=== EXERCISE DESCRIPTION ===
All lines with the word "authenticity" must be pulled from the entries below.

=== PROVIDED INFORMATION ===
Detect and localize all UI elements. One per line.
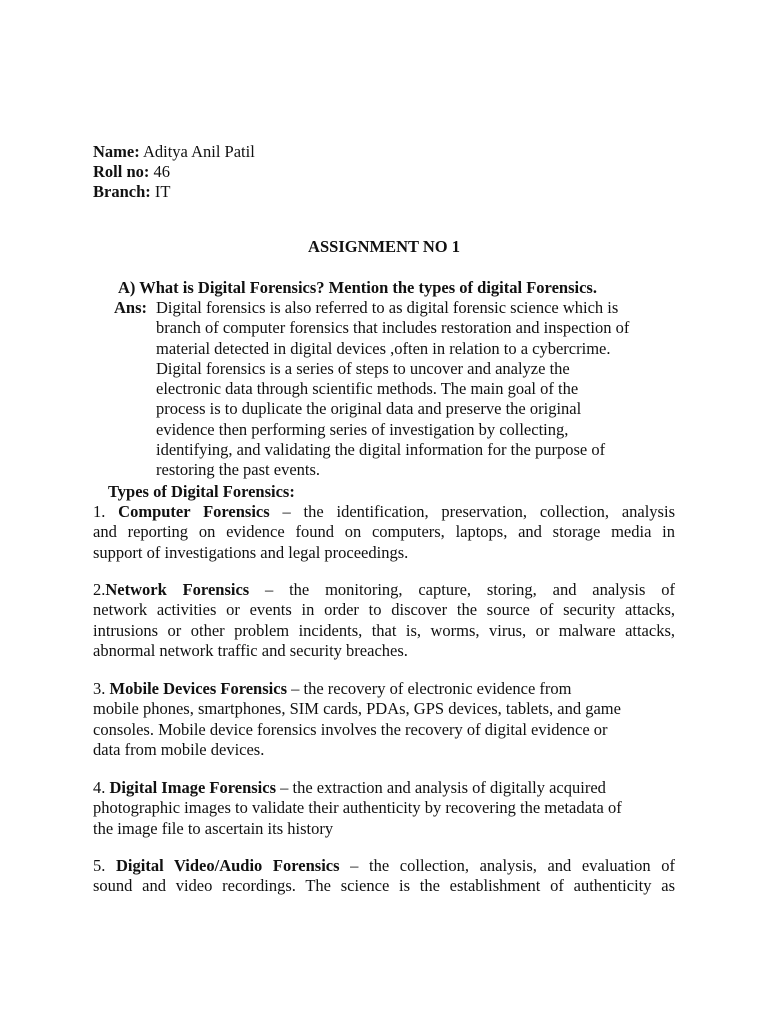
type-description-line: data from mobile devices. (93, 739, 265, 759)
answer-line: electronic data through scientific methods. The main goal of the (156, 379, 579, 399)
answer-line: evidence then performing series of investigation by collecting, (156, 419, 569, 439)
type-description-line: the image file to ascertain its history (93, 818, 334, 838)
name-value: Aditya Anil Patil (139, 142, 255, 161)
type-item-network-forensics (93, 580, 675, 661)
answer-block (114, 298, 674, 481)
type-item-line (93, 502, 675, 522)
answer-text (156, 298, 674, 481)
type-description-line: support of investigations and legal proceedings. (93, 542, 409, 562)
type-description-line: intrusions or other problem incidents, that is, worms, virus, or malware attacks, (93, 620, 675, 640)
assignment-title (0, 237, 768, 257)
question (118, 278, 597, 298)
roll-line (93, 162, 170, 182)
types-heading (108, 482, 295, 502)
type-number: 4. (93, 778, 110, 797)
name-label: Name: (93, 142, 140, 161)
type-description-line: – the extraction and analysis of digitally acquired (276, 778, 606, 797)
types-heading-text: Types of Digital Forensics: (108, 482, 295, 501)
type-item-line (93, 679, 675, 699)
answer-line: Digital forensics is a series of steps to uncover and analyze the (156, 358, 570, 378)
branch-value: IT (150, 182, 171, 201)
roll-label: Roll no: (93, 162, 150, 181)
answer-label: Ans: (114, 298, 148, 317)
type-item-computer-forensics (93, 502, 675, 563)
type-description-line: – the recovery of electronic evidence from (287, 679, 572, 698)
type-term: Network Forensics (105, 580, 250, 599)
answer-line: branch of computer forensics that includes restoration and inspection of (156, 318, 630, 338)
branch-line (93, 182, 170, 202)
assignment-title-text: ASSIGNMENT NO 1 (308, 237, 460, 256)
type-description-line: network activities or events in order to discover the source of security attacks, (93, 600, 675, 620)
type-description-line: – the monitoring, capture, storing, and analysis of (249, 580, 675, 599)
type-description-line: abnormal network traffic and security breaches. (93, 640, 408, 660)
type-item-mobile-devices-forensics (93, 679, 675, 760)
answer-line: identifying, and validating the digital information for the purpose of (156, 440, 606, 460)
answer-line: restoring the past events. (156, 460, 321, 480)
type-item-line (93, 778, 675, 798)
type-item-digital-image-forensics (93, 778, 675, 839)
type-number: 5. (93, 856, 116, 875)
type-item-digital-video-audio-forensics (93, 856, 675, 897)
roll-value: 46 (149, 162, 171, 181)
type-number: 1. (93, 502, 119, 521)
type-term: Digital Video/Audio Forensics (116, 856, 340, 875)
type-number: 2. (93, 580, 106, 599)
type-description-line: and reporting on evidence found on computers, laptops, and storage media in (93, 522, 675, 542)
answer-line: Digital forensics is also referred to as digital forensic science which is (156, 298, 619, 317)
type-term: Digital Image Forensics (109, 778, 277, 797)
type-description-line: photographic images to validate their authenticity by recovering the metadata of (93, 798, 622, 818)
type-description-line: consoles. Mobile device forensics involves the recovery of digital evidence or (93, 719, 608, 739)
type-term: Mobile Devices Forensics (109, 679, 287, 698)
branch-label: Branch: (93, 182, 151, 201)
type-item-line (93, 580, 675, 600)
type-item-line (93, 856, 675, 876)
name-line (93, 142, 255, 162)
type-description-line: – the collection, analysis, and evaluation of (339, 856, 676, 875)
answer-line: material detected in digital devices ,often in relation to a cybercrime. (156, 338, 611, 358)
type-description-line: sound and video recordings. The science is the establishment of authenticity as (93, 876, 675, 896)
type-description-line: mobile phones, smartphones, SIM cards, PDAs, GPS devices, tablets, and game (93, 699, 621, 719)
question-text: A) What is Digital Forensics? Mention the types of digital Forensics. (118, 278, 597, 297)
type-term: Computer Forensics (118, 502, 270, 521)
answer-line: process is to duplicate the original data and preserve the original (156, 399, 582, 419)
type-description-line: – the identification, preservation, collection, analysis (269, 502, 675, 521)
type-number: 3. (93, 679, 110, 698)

=== RESPONSE ===
type-description-line: photographic images to validate their authenticity by recovering the metadata of (93, 798, 622, 818)
type-description-line: sound and video recordings. The science is the establishment of authenticity as (93, 876, 675, 896)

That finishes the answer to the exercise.